Exercise objective:
Extract every line where the string "Catha" appears.

— Start Data lines —

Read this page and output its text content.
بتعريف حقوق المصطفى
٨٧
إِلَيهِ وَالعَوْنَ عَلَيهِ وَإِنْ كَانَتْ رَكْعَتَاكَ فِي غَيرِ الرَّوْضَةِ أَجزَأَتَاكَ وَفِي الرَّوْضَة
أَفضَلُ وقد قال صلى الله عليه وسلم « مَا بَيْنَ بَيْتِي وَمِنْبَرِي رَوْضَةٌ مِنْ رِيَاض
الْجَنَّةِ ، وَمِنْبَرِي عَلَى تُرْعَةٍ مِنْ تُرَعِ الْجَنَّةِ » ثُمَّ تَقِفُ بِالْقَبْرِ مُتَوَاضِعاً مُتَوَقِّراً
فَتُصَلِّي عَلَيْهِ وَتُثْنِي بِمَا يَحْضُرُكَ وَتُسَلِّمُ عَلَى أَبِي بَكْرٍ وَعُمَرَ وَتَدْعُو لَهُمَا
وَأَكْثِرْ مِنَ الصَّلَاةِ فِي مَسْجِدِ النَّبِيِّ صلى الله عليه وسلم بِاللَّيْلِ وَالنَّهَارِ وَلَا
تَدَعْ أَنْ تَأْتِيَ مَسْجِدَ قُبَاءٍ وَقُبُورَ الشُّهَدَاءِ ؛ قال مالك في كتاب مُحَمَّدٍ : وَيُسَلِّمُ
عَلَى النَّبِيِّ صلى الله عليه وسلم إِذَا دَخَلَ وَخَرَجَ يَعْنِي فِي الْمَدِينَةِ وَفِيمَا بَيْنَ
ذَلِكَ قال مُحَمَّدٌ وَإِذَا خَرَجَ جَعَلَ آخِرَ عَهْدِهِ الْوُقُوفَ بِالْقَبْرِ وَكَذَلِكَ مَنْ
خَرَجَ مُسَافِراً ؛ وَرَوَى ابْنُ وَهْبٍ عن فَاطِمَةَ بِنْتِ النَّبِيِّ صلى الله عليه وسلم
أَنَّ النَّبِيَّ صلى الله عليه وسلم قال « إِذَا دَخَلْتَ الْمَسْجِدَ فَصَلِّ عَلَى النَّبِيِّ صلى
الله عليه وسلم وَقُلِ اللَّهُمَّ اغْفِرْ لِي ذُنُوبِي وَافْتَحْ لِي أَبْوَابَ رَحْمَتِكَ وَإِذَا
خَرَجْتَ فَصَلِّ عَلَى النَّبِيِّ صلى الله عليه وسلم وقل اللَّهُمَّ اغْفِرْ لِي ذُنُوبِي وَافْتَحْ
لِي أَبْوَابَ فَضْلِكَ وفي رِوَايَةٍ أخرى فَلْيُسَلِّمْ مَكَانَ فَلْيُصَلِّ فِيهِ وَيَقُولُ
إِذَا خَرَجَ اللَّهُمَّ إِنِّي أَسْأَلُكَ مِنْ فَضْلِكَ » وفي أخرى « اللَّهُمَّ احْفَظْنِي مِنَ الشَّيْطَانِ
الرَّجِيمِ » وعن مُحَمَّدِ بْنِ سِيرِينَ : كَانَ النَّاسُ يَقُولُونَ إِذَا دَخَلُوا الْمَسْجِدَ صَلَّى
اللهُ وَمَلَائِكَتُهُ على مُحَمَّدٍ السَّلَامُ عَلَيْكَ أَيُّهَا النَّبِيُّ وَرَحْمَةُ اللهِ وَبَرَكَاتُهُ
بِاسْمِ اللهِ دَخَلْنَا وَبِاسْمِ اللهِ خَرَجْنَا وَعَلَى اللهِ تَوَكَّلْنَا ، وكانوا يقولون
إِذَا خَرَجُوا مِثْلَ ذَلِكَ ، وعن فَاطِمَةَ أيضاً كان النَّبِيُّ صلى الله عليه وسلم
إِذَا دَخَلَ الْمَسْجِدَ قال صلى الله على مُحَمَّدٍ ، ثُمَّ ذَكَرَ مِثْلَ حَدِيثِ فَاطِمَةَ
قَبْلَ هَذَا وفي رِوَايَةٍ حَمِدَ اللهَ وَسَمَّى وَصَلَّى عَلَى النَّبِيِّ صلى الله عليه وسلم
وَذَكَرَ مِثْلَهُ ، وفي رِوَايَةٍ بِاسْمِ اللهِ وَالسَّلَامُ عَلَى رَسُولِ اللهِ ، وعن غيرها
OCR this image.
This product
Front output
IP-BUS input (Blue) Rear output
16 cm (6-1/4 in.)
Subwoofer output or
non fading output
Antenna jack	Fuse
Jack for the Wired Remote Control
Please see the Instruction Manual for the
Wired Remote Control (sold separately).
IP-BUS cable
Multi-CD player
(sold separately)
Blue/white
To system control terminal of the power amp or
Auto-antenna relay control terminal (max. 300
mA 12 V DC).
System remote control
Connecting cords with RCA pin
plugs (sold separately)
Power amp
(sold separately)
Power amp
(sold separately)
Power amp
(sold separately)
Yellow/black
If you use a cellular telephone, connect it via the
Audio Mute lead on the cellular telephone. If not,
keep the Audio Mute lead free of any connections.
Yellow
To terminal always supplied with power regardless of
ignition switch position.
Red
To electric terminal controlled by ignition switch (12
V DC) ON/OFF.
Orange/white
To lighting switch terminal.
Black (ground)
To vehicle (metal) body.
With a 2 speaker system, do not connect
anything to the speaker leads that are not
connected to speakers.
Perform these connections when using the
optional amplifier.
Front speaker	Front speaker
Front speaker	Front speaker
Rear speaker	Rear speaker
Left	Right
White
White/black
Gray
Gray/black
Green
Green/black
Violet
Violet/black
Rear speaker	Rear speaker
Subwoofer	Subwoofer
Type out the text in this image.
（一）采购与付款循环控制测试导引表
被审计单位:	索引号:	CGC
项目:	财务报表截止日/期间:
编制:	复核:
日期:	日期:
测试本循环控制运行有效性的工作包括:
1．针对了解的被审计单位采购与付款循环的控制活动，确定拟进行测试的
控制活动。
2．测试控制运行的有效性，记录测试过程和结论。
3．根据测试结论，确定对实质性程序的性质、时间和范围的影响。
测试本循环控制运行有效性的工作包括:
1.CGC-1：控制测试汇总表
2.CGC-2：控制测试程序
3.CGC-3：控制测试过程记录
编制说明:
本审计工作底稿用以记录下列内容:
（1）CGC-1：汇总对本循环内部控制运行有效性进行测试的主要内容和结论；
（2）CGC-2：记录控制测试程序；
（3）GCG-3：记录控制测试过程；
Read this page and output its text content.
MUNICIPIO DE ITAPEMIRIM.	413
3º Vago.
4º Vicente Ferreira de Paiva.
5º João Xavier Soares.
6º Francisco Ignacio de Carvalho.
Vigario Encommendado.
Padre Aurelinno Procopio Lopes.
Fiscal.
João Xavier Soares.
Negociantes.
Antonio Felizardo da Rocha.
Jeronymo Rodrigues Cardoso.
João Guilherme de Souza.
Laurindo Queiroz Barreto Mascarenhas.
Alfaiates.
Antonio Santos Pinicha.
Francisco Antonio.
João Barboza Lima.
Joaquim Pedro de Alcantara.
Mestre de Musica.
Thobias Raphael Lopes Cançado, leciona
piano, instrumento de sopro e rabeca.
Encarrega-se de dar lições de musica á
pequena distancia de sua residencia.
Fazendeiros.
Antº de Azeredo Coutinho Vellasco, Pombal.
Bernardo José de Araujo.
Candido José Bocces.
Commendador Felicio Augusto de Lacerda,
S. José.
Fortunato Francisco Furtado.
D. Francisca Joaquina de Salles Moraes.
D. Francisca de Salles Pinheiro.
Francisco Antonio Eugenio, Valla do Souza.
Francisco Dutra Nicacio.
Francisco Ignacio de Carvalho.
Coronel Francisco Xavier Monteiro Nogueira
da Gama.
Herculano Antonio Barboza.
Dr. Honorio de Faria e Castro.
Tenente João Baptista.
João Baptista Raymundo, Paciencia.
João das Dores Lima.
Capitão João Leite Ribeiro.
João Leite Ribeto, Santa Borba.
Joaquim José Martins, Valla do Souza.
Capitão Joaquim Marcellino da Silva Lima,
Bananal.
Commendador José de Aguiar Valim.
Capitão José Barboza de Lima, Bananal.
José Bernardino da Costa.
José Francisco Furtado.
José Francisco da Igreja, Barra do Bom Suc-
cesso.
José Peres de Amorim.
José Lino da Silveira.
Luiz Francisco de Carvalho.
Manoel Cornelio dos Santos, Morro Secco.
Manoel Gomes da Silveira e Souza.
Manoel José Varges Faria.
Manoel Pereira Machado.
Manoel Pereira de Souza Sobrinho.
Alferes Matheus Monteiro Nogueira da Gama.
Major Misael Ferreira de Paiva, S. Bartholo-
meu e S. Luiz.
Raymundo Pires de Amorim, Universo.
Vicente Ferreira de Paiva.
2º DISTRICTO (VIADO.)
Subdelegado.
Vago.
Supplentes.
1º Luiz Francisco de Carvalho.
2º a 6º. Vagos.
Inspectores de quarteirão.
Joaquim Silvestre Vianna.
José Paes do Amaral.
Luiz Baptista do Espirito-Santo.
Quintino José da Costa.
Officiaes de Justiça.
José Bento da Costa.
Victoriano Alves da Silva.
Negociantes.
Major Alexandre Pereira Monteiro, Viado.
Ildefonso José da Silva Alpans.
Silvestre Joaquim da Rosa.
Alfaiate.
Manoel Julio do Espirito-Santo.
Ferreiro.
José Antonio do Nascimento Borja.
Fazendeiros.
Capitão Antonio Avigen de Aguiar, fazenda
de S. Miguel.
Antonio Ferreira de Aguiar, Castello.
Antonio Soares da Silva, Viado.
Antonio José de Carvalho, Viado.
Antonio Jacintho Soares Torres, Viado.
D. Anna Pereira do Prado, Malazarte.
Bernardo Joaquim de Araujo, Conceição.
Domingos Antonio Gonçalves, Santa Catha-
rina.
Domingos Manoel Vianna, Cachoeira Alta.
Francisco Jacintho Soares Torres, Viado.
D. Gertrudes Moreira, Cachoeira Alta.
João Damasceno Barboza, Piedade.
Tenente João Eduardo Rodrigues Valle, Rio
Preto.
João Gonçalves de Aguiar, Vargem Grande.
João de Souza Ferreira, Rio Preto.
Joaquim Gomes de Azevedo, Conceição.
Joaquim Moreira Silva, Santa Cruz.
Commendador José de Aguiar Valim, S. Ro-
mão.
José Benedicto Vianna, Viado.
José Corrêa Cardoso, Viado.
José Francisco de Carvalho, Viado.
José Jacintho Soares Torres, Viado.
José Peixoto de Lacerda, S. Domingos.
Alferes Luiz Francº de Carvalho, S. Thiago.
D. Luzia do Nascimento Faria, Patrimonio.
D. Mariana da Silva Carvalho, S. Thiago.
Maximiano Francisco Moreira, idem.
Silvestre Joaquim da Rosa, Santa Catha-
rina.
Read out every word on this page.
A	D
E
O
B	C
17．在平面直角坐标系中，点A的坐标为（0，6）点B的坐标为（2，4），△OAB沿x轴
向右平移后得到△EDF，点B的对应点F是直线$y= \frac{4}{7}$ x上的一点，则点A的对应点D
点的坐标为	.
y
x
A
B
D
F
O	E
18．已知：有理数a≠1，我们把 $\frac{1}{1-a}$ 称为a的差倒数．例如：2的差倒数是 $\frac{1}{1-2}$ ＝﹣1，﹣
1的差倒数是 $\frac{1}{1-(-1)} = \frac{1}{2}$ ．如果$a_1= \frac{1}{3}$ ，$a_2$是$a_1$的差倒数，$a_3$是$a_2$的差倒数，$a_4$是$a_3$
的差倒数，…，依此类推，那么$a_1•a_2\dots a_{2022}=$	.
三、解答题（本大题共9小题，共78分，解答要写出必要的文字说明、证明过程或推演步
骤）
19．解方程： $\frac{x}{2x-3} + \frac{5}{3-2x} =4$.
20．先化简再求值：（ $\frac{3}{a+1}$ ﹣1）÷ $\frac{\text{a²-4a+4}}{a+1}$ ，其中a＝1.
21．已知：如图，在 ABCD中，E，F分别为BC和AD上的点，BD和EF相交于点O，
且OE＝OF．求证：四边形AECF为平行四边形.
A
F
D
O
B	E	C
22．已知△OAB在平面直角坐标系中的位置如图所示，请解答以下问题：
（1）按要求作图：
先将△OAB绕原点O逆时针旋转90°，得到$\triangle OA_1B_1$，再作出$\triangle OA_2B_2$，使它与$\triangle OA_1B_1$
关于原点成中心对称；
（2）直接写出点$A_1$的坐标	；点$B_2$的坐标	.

— End Data lines —

The result:
Domingos Antonio Gonçalves, Santa Catha-
Silvestre Joaquim da Rosa, Santa Catha-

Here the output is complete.